--- STATED GOAL ---
Sort through the data and copy the lines holding the word "this".

──────── RECORDS PROVIDED ────────

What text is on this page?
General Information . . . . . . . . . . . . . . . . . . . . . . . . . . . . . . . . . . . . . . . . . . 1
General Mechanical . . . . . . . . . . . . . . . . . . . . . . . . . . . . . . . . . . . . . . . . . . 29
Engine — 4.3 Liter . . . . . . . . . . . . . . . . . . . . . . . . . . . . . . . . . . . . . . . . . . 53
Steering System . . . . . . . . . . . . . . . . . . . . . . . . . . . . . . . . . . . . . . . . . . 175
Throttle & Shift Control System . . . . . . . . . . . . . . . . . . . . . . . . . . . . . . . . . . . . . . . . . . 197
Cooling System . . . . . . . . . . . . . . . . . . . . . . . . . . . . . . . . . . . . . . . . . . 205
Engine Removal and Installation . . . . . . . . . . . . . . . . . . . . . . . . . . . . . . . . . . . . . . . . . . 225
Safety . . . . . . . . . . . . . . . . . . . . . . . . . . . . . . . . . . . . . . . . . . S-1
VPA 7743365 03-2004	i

────────
──────── RECORDS PROVIDED ────────

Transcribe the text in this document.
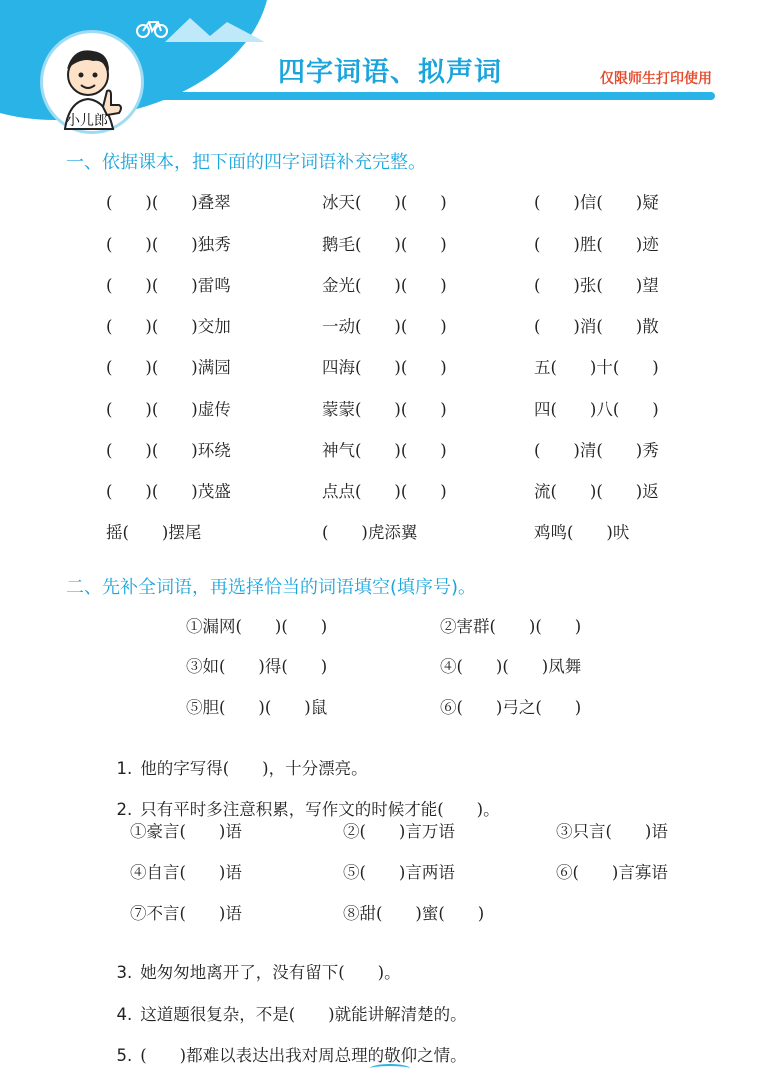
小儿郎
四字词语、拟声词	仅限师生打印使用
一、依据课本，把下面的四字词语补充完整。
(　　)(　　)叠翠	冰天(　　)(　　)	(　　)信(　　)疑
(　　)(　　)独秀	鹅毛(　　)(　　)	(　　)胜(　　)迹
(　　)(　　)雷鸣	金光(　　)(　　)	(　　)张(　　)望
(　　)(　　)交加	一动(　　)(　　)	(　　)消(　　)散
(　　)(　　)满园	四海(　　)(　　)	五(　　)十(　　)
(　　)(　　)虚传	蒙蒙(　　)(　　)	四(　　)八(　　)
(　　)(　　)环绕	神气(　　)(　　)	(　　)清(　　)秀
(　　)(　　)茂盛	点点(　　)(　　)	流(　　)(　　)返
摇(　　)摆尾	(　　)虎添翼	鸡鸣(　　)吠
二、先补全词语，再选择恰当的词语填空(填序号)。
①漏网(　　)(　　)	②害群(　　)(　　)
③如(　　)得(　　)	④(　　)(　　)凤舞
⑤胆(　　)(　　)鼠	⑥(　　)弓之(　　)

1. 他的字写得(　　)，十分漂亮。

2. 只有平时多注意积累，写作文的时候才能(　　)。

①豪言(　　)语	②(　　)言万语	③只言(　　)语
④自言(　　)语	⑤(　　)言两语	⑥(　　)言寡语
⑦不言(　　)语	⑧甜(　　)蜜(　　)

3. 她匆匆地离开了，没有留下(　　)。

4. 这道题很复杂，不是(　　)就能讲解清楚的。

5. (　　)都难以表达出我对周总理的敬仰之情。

────────

--- TASK ANSWER ---
What text is on this page?
Transcribe the text in this document.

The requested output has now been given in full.